#### [Directive]
Please restate the following records word for word.

Dataset excerpts
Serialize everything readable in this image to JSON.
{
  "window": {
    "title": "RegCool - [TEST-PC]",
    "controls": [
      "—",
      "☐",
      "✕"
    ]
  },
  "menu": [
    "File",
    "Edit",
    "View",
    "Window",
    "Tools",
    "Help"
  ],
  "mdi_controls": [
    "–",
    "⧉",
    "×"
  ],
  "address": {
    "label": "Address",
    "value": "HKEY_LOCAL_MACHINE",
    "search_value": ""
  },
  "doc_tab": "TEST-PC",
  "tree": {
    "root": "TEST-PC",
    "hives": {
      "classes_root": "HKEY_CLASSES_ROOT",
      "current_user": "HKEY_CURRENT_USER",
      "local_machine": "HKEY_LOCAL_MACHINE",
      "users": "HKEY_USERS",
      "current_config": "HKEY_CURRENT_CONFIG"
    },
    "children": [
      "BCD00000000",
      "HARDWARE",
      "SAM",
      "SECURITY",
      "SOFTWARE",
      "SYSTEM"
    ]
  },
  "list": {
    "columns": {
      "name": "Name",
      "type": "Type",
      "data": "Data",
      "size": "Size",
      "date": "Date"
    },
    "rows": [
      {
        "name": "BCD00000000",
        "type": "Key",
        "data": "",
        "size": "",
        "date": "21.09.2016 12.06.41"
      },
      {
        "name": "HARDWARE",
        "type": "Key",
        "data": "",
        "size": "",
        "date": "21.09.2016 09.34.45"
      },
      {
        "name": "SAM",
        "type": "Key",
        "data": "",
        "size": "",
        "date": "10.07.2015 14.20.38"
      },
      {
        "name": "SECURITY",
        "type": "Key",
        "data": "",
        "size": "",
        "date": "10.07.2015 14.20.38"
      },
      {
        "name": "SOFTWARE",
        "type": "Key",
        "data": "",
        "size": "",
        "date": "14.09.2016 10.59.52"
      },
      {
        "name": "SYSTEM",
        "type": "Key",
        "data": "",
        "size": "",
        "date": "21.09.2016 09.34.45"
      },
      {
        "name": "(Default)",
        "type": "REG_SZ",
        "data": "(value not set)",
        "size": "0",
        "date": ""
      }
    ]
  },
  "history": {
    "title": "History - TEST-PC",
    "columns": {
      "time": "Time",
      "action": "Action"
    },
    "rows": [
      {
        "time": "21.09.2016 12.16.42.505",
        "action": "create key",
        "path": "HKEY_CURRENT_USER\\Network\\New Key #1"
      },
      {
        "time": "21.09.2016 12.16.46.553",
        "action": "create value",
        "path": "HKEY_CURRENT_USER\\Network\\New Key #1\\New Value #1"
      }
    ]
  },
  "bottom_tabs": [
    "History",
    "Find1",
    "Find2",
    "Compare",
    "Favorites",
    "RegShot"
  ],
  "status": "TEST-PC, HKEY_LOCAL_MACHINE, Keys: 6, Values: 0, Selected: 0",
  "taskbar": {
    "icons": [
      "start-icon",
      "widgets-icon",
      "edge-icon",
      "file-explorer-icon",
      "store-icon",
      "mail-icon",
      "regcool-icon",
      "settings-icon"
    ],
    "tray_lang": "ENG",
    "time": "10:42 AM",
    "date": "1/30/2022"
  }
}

#### [Response to this task]
Serialize everything readable in this image to JSON.
{
  "window": {
    "title": "RegCool - [TEST-PC]",
    "controls": [
      "—",
      "☐",
      "✕"
    ]
  },
  "menu": [
    "File",
    "Edit",
    "View",
    "Window",
    "Tools",
    "Help"
  ],
  "mdi_controls": [
    "–",
    "⧉",
    "×"
  ],
  "address": {
    "label": "Address",
    "value": "HKEY_LOCAL_MACHINE",
    "search_value": ""
  },
  "doc_tab": "TEST-PC",
  "tree": {
    "root": "TEST-PC",
    "hives": {
      "classes_root": "HKEY_CLASSES_ROOT",
      "current_user": "HKEY_CURRENT_USER",
      "local_machine": "HKEY_LOCAL_MACHINE",
      "users": "HKEY_USERS",
      "current_config": "HKEY_CURRENT_CONFIG"
    },
    "children": [
      "BCD00000000",
      "HARDWARE",
      "SAM",
      "SECURITY",
      "SOFTWARE",
      "SYSTEM"
    ]
  },
  "list": {
    "columns": {
      "name": "Name",
      "type": "Type",
      "data": "Data",
      "size": "Size",
      "date": "Date"
    },
    "rows": [
      {
        "name": "BCD00000000",
        "type": "Key",
        "data": "",
        "size": "",
        "date": "21.09.2016 12.06.41"
      },
      {
        "name": "HARDWARE",
        "type": "Key",
        "data": "",
        "size": "",
        "date": "21.09.2016 09.34.45"
      },
      {
        "name": "SAM",
        "type": "Key",
        "data": "",
        "size": "",
        "date": "10.07.2015 14.20.38"
      },
      {
        "name": "SECURITY",
        "type": "Key",
        "data": "",
        "size": "",
        "date": "10.07.2015 14.20.38"
      },
      {
        "name": "SOFTWARE",
        "type": "Key",
        "data": "",
        "size": "",
        "date": "14.09.2016 10.59.52"
      },
      {
        "name": "SYSTEM",
        "type": "Key",
        "data": "",
        "size": "",
        "date": "21.09.2016 09.34.45"
      },
      {
        "name": "(Default)",
        "type": "REG_SZ",
        "data": "(value not set)",
        "size": "0",
        "date": ""
      }
    ]
  },
  "history": {
    "title": "History - TEST-PC",
    "columns": {
      "time": "Time",
      "action": "Action"
    },
    "rows": [
      {
        "time": "21.09.2016 12.16.42.505",
        "action": "create key",
        "path": "HKEY_CURRENT_USER\\Network\\New Key #1"
      },
      {
        "time": "21.09.2016 12.16.46.553",
        "action": "create value",
        "path": "HKEY_CURRENT_USER\\Network\\New Key #1\\New Value #1"
      }
    ]
  },
  "bottom_tabs": [
    "History",
    "Find1",
    "Find2",
    "Compare",
    "Favorites",
    "RegShot"
  ],
  "status": "TEST-PC, HKEY_LOCAL_MACHINE, Keys: 6, Values: 0, Selected: 0",
  "taskbar": {
    "icons": [
      "start-icon",
      "widgets-icon",
      "edge-icon",
      "file-explorer-icon",
      "store-icon",
      "mail-icon",
      "regcool-icon",
      "settings-icon"
    ],
    "tray_lang": "ENG",
    "time": "10:42 AM",
    "date": "1/30/2022"
  }
}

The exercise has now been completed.